◆ **Exercise**:
Return every line of the listing below unchanged, keeping each character and the original line order.

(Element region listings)
★ ★ ★ ★
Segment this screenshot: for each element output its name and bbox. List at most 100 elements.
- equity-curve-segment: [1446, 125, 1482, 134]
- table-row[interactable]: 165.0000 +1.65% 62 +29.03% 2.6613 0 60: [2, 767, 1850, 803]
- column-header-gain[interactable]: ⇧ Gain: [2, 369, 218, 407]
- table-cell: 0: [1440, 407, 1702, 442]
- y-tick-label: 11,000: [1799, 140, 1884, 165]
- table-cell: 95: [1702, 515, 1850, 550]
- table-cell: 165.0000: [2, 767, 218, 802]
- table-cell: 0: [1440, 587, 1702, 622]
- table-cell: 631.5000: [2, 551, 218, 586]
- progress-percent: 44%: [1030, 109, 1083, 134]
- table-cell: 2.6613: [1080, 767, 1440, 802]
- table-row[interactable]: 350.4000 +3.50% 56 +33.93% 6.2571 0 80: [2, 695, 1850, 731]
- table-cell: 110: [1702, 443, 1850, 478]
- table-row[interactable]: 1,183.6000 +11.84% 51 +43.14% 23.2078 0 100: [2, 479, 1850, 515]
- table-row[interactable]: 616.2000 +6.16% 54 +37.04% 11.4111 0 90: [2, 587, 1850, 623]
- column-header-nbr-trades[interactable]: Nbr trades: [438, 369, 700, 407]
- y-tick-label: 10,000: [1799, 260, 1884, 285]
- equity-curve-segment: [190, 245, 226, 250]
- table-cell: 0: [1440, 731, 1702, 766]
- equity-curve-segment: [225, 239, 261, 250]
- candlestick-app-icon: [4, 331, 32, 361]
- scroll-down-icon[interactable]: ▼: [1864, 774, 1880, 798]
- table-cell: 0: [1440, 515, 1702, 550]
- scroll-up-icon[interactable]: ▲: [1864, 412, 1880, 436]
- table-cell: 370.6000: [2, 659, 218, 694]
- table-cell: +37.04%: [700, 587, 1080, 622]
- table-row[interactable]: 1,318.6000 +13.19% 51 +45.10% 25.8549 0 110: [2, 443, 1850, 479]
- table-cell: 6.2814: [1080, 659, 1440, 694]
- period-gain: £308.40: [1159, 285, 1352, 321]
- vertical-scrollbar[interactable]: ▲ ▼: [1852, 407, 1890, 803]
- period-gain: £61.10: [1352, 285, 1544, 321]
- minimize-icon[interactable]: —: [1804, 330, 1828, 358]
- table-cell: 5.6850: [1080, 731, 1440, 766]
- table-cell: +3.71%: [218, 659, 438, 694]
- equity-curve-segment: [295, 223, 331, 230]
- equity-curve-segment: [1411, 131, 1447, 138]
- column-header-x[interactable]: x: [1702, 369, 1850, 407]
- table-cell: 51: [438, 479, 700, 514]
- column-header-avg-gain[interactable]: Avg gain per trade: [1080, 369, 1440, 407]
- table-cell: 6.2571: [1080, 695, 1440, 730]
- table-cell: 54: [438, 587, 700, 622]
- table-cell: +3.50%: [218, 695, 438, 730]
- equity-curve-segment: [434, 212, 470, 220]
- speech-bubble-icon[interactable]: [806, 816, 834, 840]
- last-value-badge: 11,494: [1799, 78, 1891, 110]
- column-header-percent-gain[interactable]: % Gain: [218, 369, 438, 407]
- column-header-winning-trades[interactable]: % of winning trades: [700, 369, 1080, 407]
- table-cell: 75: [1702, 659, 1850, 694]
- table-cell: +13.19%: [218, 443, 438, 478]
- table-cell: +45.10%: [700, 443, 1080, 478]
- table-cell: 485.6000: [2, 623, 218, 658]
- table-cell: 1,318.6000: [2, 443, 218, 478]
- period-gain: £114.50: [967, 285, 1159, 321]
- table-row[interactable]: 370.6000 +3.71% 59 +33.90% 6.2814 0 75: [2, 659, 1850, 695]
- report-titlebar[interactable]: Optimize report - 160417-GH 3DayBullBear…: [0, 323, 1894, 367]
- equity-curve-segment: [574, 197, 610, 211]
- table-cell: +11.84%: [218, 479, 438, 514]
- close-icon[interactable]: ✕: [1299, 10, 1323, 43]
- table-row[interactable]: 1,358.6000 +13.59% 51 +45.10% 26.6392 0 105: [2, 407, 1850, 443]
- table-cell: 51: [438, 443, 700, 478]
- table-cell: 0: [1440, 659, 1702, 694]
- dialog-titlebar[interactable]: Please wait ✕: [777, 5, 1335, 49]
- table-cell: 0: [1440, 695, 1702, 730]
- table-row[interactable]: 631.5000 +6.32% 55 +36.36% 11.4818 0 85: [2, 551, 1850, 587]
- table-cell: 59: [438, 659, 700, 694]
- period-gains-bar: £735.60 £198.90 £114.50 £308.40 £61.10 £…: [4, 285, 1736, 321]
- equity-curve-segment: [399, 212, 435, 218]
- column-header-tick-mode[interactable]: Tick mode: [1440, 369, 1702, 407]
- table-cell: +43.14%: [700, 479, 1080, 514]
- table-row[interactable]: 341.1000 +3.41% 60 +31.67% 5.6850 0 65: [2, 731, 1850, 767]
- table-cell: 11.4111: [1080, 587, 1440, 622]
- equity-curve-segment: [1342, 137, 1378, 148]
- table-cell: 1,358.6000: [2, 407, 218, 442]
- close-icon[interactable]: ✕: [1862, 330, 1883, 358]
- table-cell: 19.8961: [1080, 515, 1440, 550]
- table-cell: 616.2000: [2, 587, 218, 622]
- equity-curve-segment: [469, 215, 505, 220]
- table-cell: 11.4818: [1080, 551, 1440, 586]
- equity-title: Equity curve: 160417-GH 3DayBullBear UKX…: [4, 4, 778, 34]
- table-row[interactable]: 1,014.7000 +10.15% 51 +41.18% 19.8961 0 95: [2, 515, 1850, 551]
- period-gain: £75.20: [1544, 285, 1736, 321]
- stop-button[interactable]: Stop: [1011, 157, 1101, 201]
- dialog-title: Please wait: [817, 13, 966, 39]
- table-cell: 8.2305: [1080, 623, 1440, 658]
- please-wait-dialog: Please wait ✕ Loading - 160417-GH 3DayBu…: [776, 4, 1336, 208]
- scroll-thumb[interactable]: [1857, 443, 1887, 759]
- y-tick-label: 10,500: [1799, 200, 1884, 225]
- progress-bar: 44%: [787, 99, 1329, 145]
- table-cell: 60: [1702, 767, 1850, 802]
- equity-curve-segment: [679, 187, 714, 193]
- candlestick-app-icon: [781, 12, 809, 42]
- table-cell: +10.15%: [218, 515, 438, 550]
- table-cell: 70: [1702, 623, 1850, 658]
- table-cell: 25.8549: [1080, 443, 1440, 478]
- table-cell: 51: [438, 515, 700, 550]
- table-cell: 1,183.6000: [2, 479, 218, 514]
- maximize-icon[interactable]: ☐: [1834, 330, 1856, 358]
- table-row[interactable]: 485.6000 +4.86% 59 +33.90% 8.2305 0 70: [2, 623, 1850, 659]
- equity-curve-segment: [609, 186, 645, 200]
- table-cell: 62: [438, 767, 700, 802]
★ ★ ★ ★
◆ **Answer**:
Segment this screenshot: for each element output its name and bbox. List at most 100 elements.
- equity-curve-segment: [1446, 125, 1482, 134]
- table-row[interactable]: 165.0000 +1.65% 62 +29.03% 2.6613 0 60: [2, 767, 1850, 803]
- column-header-gain[interactable]: ⇧ Gain: [2, 369, 218, 407]
- table-cell: 0: [1440, 407, 1702, 442]
- y-tick-label: 11,000: [1799, 140, 1884, 165]
- table-cell: 95: [1702, 515, 1850, 550]
- table-cell: 165.0000: [2, 767, 218, 802]
- table-cell: 0: [1440, 587, 1702, 622]
- table-cell: 631.5000: [2, 551, 218, 586]
- progress-percent: 44%: [1030, 109, 1083, 134]
- table-cell: 2.6613: [1080, 767, 1440, 802]
- table-row[interactable]: 350.4000 +3.50% 56 +33.93% 6.2571 0 80: [2, 695, 1850, 731]
- table-cell: 110: [1702, 443, 1850, 478]
- table-row[interactable]: 1,183.6000 +11.84% 51 +43.14% 23.2078 0 100: [2, 479, 1850, 515]
- table-row[interactable]: 616.2000 +6.16% 54 +37.04% 11.4111 0 90: [2, 587, 1850, 623]
- column-header-nbr-trades[interactable]: Nbr trades: [438, 369, 700, 407]
- y-tick-label: 10,000: [1799, 260, 1884, 285]
- equity-curve-segment: [190, 245, 226, 250]
- table-cell: 0: [1440, 731, 1702, 766]
- equity-curve-segment: [225, 239, 261, 250]
- candlestick-app-icon: [4, 331, 32, 361]
- scroll-down-icon[interactable]: ▼: [1864, 774, 1880, 798]
- table-cell: 0: [1440, 515, 1702, 550]
- scroll-up-icon[interactable]: ▲: [1864, 412, 1880, 436]
- table-cell: 370.6000: [2, 659, 218, 694]
- table-cell: +37.04%: [700, 587, 1080, 622]
- table-row[interactable]: 1,318.6000 +13.19% 51 +45.10% 25.8549 0 110: [2, 443, 1850, 479]
- table-cell: 6.2814: [1080, 659, 1440, 694]
- period-gain: £308.40: [1159, 285, 1352, 321]
- vertical-scrollbar[interactable]: ▲ ▼: [1852, 407, 1890, 803]
- period-gain: £61.10: [1352, 285, 1544, 321]
- minimize-icon[interactable]: —: [1804, 330, 1828, 358]
- table-cell: 5.6850: [1080, 731, 1440, 766]
- table-cell: +3.71%: [218, 659, 438, 694]
- equity-curve-segment: [295, 223, 331, 230]
- equity-curve-segment: [1411, 131, 1447, 138]
- column-header-x[interactable]: x: [1702, 369, 1850, 407]
- table-cell: 51: [438, 479, 700, 514]
- column-header-avg-gain[interactable]: Avg gain per trade: [1080, 369, 1440, 407]
- table-cell: 6.2571: [1080, 695, 1440, 730]
- table-cell: 54: [438, 587, 700, 622]
- table-cell: +3.50%: [218, 695, 438, 730]
- equity-curve-segment: [434, 212, 470, 220]
- speech-bubble-icon[interactable]: [806, 816, 834, 840]
- last-value-badge: 11,494: [1799, 78, 1891, 110]
- column-header-percent-gain[interactable]: % Gain: [218, 369, 438, 407]
- column-header-winning-trades[interactable]: % of winning trades: [700, 369, 1080, 407]
- table-cell: 75: [1702, 659, 1850, 694]
- table-cell: +13.19%: [218, 443, 438, 478]
- table-cell: +45.10%: [700, 443, 1080, 478]
- table-cell: 485.6000: [2, 623, 218, 658]
- table-cell: 1,318.6000: [2, 443, 218, 478]
- period-gain: £114.50: [967, 285, 1159, 321]
- table-row[interactable]: 370.6000 +3.71% 59 +33.90% 6.2814 0 75: [2, 659, 1850, 695]
- report-titlebar[interactable]: Optimize report - 160417-GH 3DayBullBear…: [0, 323, 1894, 367]
- equity-curve-segment: [574, 197, 610, 211]
- table-cell: +11.84%: [218, 479, 438, 514]
- close-icon[interactable]: ✕: [1299, 10, 1323, 43]
- table-row[interactable]: 1,358.6000 +13.59% 51 +45.10% 26.6392 0 105: [2, 407, 1850, 443]
- table-cell: 51: [438, 443, 700, 478]
- table-cell: 0: [1440, 659, 1702, 694]
- dialog-titlebar[interactable]: Please wait ✕: [777, 5, 1335, 49]
- table-cell: 0: [1440, 695, 1702, 730]
- table-row[interactable]: 631.5000 +6.32% 55 +36.36% 11.4818 0 85: [2, 551, 1850, 587]
- table-cell: 59: [438, 659, 700, 694]
- period-gains-bar: £735.60 £198.90 £114.50 £308.40 £61.10 £…: [4, 285, 1736, 321]
- equity-curve-segment: [399, 212, 435, 218]
- column-header-tick-mode[interactable]: Tick mode: [1440, 369, 1702, 407]
- table-cell: +43.14%: [700, 479, 1080, 514]
- table-row[interactable]: 341.1000 +3.41% 60 +31.67% 5.6850 0 65: [2, 731, 1850, 767]
- table-cell: 11.4111: [1080, 587, 1440, 622]
- equity-curve-segment: [1342, 137, 1378, 148]
- table-cell: 1,358.6000: [2, 407, 218, 442]
- close-icon[interactable]: ✕: [1862, 330, 1883, 358]
- table-cell: 19.8961: [1080, 515, 1440, 550]
- table-cell: 616.2000: [2, 587, 218, 622]
- equity-curve-segment: [469, 215, 505, 220]
- table-cell: 11.4818: [1080, 551, 1440, 586]
- equity-title: Equity curve: 160417-GH 3DayBullBear UKX…: [4, 4, 778, 34]
- table-row[interactable]: 1,014.7000 +10.15% 51 +41.18% 19.8961 0 95: [2, 515, 1850, 551]
- period-gain: £75.20: [1544, 285, 1736, 321]
- stop-button[interactable]: Stop: [1011, 157, 1101, 201]
- dialog-title: Please wait: [817, 13, 966, 39]
- table-cell: 8.2305: [1080, 623, 1440, 658]
- please-wait-dialog: Please wait ✕ Loading - 160417-GH 3DayBu…: [776, 4, 1336, 208]
- scroll-thumb[interactable]: [1857, 443, 1887, 759]
- y-tick-label: 10,500: [1799, 200, 1884, 225]
- progress-bar: 44%: [787, 99, 1329, 145]
- table-cell: 60: [1702, 767, 1850, 802]
- equity-curve-segment: [679, 187, 714, 193]
- candlestick-app-icon: [781, 12, 809, 42]
- table-cell: +10.15%: [218, 515, 438, 550]
- table-cell: 70: [1702, 623, 1850, 658]
- table-cell: 25.8549: [1080, 443, 1440, 478]
- table-cell: 51: [438, 515, 700, 550]
- table-cell: 1,183.6000: [2, 479, 218, 514]
- maximize-icon[interactable]: ☐: [1834, 330, 1856, 358]
- table-row[interactable]: 485.6000 +4.86% 59 +33.90% 8.2305 0 70: [2, 623, 1850, 659]
- equity-curve-segment: [609, 186, 645, 200]
- table-cell: 62: [438, 767, 700, 802]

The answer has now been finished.